━━━ EXERCISE INPUTS

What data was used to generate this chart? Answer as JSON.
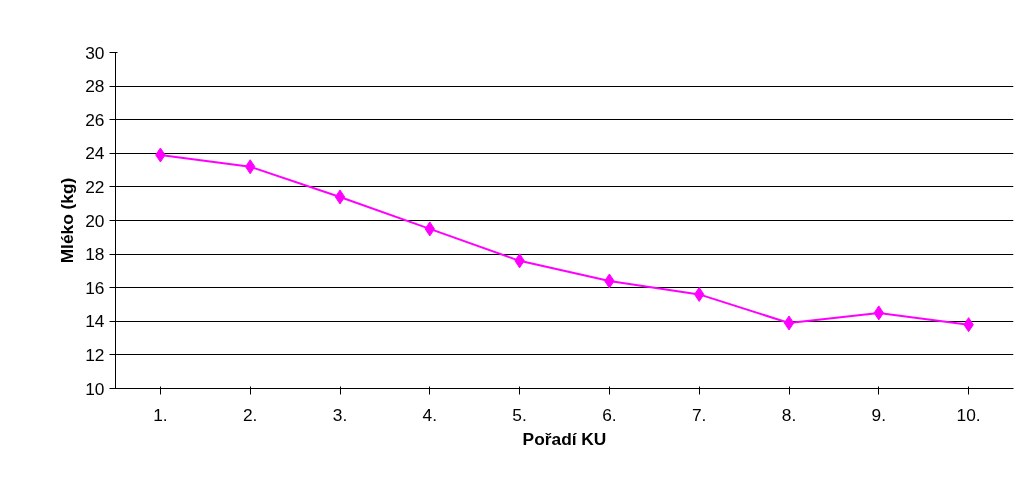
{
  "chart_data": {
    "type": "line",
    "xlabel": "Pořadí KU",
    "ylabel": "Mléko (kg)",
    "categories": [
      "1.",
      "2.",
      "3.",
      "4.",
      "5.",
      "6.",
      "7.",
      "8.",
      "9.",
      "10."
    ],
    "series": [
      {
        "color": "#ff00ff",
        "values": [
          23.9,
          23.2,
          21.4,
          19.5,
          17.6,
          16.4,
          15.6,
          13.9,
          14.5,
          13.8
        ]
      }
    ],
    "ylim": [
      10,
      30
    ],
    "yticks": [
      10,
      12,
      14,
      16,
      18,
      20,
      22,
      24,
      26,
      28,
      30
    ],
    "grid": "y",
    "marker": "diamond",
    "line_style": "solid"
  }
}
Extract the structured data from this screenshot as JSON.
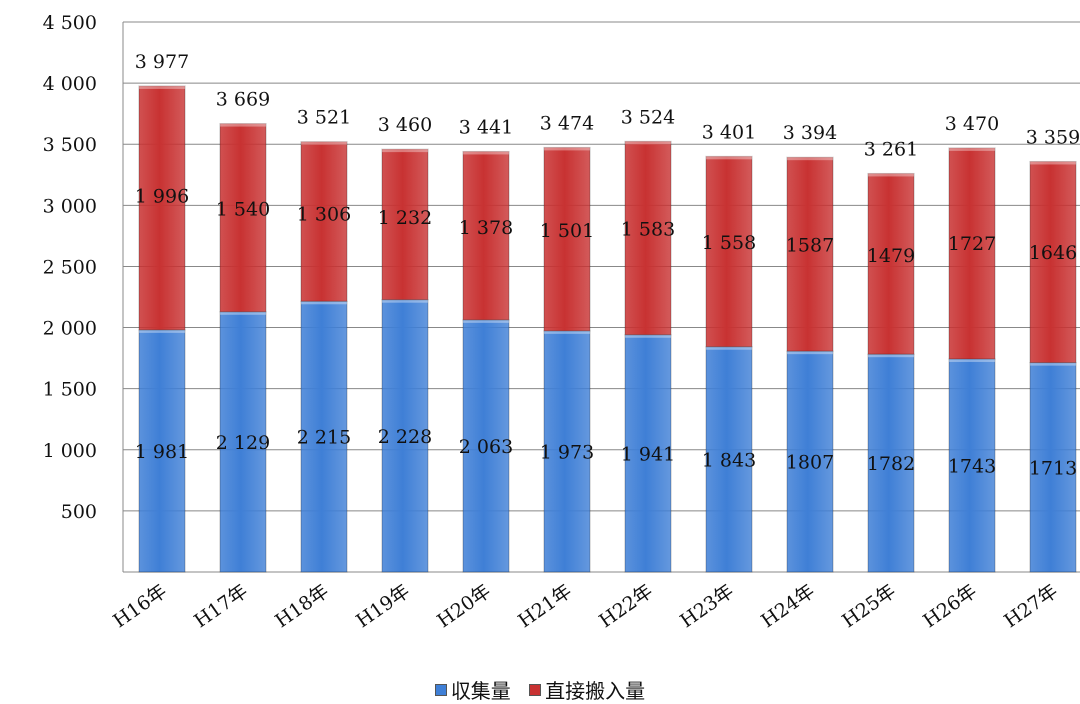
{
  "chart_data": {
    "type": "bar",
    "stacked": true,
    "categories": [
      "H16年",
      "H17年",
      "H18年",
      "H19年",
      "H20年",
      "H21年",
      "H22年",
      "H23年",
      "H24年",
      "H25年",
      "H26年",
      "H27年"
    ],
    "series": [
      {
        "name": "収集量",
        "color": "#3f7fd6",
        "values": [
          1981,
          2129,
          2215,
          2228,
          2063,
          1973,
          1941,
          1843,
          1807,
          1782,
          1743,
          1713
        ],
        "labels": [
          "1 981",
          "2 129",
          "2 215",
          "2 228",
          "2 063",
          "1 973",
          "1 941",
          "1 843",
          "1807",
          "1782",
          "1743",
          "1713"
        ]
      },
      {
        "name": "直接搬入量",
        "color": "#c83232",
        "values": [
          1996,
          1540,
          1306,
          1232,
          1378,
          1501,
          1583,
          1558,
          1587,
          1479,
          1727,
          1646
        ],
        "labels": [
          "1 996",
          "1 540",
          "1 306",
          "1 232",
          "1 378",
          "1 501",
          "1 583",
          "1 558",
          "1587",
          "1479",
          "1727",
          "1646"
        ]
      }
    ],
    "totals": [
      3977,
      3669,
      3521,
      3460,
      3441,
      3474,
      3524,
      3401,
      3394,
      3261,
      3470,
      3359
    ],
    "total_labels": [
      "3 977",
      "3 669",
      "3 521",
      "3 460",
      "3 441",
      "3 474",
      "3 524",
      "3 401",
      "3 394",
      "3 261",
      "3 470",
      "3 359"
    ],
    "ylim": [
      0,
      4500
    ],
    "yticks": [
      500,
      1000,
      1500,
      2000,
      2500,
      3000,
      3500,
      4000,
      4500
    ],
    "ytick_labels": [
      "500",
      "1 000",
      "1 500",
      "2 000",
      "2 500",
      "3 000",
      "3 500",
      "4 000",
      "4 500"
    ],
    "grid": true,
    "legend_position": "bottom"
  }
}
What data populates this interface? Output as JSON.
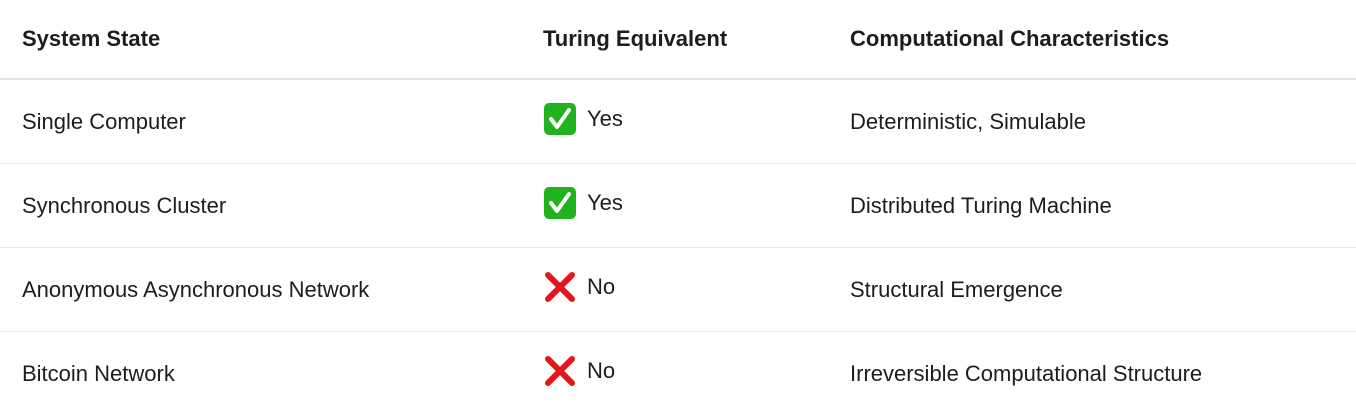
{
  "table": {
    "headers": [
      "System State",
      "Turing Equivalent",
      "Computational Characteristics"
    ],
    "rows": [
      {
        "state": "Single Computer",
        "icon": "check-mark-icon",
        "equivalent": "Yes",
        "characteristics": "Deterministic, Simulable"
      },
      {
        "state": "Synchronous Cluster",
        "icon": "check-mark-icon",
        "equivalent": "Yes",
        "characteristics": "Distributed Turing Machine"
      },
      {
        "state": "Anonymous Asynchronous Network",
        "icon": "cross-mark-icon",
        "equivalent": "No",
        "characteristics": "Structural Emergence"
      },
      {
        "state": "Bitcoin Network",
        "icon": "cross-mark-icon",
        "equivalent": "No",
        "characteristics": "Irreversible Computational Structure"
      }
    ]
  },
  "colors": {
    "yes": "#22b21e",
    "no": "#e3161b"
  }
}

━━━━━━

Report back each line of the entries that holds the string "Network".

        "state": "Anonymous Asynchronous Network",
        "state": "Bitcoin Network",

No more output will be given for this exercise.